▸ **TASK DETAILS**
For the data below, work out how many lines include the string "Total" and report only the number.

━━━━━━━━━━━━━━━━━━━━

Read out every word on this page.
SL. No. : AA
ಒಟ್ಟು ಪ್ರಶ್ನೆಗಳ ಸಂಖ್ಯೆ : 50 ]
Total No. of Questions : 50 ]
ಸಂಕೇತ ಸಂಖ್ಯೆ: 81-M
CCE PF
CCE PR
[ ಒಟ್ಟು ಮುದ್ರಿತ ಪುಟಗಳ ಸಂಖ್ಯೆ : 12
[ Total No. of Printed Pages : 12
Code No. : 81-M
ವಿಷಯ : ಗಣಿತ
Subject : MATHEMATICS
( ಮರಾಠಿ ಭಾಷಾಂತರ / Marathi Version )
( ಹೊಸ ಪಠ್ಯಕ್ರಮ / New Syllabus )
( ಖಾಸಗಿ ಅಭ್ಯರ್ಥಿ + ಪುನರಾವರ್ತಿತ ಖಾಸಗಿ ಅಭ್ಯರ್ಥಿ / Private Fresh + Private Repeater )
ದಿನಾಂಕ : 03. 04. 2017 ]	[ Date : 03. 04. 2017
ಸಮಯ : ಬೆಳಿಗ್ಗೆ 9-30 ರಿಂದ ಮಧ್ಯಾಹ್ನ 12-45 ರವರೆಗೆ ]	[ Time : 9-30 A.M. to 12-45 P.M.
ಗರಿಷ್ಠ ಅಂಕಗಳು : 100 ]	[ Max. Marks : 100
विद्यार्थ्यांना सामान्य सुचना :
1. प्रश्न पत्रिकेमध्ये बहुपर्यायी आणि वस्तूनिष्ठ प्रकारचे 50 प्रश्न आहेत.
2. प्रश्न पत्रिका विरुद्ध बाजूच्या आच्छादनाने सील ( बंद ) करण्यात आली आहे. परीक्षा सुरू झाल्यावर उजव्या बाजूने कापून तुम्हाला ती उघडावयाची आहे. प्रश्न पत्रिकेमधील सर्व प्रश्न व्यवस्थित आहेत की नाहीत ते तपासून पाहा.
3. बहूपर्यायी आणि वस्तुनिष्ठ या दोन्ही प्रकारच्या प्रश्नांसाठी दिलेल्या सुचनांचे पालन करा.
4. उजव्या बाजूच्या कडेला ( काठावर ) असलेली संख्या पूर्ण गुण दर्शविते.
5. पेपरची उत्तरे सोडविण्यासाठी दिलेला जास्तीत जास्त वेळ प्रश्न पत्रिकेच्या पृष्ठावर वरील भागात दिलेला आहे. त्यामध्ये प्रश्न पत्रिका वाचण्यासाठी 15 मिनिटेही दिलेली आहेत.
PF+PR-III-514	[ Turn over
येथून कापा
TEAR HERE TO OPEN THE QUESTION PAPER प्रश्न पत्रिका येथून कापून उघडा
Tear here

━━━━━━━━━━━━━━━━━━━━

▸ **ANSWER TO THE PROBLEM**
2